▶ [Materials provided]
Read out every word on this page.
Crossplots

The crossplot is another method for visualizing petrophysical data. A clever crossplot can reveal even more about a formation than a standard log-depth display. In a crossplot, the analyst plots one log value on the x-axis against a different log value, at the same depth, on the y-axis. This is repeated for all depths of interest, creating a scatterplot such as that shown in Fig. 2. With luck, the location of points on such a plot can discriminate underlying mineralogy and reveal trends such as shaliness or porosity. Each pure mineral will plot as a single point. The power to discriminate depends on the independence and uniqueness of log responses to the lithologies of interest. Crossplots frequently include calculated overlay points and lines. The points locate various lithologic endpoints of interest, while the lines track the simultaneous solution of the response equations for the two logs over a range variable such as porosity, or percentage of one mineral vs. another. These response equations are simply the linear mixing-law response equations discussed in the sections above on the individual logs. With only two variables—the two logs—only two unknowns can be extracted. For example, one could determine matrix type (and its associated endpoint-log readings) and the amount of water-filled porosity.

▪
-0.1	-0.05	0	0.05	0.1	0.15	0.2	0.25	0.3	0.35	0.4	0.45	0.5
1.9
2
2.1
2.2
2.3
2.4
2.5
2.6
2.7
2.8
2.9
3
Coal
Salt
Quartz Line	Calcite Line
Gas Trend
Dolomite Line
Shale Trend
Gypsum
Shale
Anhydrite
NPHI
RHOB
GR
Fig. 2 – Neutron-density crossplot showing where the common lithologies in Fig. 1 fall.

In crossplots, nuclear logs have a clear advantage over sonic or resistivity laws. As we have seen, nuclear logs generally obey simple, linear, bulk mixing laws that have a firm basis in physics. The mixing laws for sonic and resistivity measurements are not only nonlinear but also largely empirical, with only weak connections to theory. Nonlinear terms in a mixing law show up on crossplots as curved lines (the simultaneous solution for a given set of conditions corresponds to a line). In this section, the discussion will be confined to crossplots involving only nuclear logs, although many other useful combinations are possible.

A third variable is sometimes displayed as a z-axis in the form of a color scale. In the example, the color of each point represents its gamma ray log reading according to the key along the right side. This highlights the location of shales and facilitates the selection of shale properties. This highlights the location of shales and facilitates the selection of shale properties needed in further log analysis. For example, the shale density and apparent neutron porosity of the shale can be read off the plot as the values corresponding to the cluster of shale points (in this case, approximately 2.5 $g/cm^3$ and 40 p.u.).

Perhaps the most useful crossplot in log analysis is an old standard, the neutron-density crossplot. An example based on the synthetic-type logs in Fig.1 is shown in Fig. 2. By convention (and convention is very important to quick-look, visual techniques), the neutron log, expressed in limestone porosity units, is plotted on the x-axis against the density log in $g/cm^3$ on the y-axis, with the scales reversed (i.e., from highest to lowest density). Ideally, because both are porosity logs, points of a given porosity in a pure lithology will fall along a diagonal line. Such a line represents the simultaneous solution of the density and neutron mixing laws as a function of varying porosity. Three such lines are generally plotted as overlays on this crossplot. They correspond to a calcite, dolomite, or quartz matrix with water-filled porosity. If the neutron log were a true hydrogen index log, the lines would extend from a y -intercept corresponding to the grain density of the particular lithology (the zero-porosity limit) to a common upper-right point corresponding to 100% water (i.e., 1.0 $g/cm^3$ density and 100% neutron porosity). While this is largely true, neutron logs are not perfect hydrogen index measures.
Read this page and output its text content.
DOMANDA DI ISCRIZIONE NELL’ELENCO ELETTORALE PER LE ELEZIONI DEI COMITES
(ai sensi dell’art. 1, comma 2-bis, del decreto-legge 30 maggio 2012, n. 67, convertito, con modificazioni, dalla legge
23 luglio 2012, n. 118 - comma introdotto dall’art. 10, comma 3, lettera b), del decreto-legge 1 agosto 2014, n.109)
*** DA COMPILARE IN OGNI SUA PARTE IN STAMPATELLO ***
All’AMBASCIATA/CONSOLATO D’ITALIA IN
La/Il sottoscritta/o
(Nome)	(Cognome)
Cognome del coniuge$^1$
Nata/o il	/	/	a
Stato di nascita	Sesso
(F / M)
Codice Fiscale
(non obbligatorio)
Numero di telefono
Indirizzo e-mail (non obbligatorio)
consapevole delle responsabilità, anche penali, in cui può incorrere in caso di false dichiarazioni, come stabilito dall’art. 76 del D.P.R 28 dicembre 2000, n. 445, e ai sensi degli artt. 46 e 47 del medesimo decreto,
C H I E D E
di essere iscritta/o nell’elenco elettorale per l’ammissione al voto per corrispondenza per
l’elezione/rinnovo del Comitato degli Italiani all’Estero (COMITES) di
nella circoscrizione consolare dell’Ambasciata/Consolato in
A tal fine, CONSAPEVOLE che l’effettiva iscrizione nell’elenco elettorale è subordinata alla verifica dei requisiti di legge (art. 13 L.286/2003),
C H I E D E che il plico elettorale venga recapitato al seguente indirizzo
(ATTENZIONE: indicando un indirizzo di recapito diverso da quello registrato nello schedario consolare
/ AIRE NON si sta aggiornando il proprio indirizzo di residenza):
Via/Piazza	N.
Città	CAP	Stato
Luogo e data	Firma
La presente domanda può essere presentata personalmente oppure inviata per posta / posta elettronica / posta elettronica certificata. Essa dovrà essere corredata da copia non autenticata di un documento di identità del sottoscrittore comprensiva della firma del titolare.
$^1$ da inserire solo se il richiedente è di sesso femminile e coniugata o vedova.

▶ [Task brief]
Search the entries for the word "legge" and pick out every line that holds it.

▶ [The solution]
(ai sensi dell’art. 1, comma 2-bis, del decreto-legge 30 maggio 2012, n. 67, convertito, con modificazioni, dalla legge
23 luglio 2012, n. 118 - comma introdotto dall’art. 10, comma 3, lettera b), del decreto-legge 1 agosto 2014, n.109)
A tal fine, CONSAPEVOLE che l’effettiva iscrizione nell’elenco elettorale è subordinata alla verifica dei requisiti di legge (art. 13 L.286/2003),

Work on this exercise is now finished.